Objective:
From the line containing "Type out the text in this image." down to the last line of the material, return those lines verbatim and only those.

Records excerpted from a collection:
####################
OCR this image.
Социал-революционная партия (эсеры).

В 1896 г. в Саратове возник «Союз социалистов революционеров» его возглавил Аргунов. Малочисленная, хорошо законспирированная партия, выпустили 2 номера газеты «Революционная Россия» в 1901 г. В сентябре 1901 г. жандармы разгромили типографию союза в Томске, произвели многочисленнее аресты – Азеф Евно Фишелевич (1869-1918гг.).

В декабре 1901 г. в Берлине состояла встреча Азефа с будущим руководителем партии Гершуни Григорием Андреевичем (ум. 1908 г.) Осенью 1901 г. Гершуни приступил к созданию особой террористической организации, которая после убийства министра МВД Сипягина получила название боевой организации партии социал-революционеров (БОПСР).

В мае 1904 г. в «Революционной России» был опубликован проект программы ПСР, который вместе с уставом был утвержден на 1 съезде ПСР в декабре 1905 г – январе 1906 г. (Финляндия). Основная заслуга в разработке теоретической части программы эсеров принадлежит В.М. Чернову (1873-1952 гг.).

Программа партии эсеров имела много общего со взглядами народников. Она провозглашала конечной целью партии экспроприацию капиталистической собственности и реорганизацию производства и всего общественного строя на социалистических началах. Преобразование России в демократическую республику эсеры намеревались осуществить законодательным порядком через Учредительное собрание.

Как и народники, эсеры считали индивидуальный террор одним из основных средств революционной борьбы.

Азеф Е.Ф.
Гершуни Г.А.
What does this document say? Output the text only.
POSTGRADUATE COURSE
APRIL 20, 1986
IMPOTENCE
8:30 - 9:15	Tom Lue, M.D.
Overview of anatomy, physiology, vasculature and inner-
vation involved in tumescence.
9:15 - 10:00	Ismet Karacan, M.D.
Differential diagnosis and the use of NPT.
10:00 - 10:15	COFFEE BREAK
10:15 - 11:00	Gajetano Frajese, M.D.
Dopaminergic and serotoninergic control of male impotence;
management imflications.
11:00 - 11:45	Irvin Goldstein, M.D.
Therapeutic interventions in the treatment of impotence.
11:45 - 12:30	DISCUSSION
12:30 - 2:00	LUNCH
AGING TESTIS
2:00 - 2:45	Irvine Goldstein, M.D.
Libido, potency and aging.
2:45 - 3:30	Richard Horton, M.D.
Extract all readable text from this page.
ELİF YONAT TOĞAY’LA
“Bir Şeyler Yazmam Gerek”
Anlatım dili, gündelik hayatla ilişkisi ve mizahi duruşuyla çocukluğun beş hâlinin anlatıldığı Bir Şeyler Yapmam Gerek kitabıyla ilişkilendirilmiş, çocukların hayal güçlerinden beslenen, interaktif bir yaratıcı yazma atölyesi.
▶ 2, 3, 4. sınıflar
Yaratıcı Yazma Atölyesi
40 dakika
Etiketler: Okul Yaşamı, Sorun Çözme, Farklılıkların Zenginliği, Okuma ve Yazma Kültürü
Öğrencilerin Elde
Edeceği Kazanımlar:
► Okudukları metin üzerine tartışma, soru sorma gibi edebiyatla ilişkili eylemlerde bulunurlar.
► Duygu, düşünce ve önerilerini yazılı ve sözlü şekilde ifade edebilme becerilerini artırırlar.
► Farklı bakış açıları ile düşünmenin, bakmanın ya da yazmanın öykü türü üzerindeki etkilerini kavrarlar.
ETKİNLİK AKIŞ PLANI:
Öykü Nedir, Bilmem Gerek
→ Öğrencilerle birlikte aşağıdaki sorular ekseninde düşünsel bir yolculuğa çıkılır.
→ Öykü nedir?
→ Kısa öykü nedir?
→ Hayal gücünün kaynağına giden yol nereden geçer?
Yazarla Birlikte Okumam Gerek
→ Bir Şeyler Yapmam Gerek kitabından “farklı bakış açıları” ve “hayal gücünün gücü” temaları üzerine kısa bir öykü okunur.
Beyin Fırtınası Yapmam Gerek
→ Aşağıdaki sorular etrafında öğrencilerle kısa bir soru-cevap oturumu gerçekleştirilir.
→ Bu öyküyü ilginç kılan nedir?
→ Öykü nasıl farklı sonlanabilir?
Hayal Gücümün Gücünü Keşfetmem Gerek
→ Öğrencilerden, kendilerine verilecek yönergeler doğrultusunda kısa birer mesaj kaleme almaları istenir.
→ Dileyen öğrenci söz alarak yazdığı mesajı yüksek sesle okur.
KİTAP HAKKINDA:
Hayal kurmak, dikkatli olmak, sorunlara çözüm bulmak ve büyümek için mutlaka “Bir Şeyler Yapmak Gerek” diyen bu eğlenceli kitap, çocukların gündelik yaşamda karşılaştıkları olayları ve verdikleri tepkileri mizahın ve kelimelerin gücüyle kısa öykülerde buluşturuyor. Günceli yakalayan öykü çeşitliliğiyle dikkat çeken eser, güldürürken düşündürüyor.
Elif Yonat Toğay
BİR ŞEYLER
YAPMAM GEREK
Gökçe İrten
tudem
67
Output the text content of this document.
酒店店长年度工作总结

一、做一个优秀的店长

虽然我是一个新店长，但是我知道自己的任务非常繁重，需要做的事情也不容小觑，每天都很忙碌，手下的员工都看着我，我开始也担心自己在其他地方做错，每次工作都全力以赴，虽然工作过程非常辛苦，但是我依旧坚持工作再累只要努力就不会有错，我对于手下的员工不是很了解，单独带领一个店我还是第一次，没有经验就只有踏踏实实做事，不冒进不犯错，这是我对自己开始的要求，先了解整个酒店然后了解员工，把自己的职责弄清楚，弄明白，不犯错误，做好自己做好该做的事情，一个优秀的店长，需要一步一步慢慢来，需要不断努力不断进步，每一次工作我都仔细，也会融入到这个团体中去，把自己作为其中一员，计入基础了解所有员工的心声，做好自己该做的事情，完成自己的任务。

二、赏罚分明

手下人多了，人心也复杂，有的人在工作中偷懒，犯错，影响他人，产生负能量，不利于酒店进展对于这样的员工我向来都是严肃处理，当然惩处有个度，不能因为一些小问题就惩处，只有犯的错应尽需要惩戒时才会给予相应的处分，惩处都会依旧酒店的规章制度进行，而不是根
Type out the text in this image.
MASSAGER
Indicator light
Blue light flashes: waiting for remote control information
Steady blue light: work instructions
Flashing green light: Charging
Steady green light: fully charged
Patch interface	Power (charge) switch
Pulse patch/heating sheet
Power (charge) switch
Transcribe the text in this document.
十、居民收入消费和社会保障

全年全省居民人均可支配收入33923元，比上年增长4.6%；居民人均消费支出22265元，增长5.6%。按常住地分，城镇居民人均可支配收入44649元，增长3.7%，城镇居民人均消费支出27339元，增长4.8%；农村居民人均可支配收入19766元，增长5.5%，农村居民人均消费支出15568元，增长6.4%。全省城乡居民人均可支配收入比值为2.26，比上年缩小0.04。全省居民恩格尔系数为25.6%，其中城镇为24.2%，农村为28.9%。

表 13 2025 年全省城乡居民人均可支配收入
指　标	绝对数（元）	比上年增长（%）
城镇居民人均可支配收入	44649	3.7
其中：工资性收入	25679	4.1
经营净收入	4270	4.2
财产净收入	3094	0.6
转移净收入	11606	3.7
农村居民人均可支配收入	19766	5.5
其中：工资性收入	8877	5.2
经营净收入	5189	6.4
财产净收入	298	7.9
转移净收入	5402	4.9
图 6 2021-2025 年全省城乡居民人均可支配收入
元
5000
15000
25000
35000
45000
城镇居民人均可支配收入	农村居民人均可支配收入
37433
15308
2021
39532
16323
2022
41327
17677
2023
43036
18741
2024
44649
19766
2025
####################
Task response:
Type out the text in this image.
MASSAGER
Indicator light
Blue light flashes: waiting for remote control information
Steady blue light: work instructions
Flashing green light: Charging
Steady green light: fully charged
Patch interface	Power (charge) switch
Pulse patch/heating sheet
Power (charge) switch
Transcribe the text in this document.
十、居民收入消费和社会保障

全年全省居民人均可支配收入33923元，比上年增长4.6%；居民人均消费支出22265元，增长5.6%。按常住地分，城镇居民人均可支配收入44649元，增长3.7%，城镇居民人均消费支出27339元，增长4.8%；农村居民人均可支配收入19766元，增长5.5%，农村居民人均消费支出15568元，增长6.4%。全省城乡居民人均可支配收入比值为2.26，比上年缩小0.04。全省居民恩格尔系数为25.6%，其中城镇为24.2%，农村为28.9%。

表 13 2025 年全省城乡居民人均可支配收入
指　标	绝对数（元）	比上年增长（%）
城镇居民人均可支配收入	44649	3.7
其中：工资性收入	25679	4.1
经营净收入	4270	4.2
财产净收入	3094	0.6
转移净收入	11606	3.7
农村居民人均可支配收入	19766	5.5
其中：工资性收入	8877	5.2
经营净收入	5189	6.4
财产净收入	298	7.9
转移净收入	5402	4.9
图 6 2021-2025 年全省城乡居民人均可支配收入
元
5000
15000
25000
35000
45000
城镇居民人均可支配收入	农村居民人均可支配收入
37433
15308
2021
39532
16323
2022
41327
17677
2023
43036
18741
2024
44649
19766
2025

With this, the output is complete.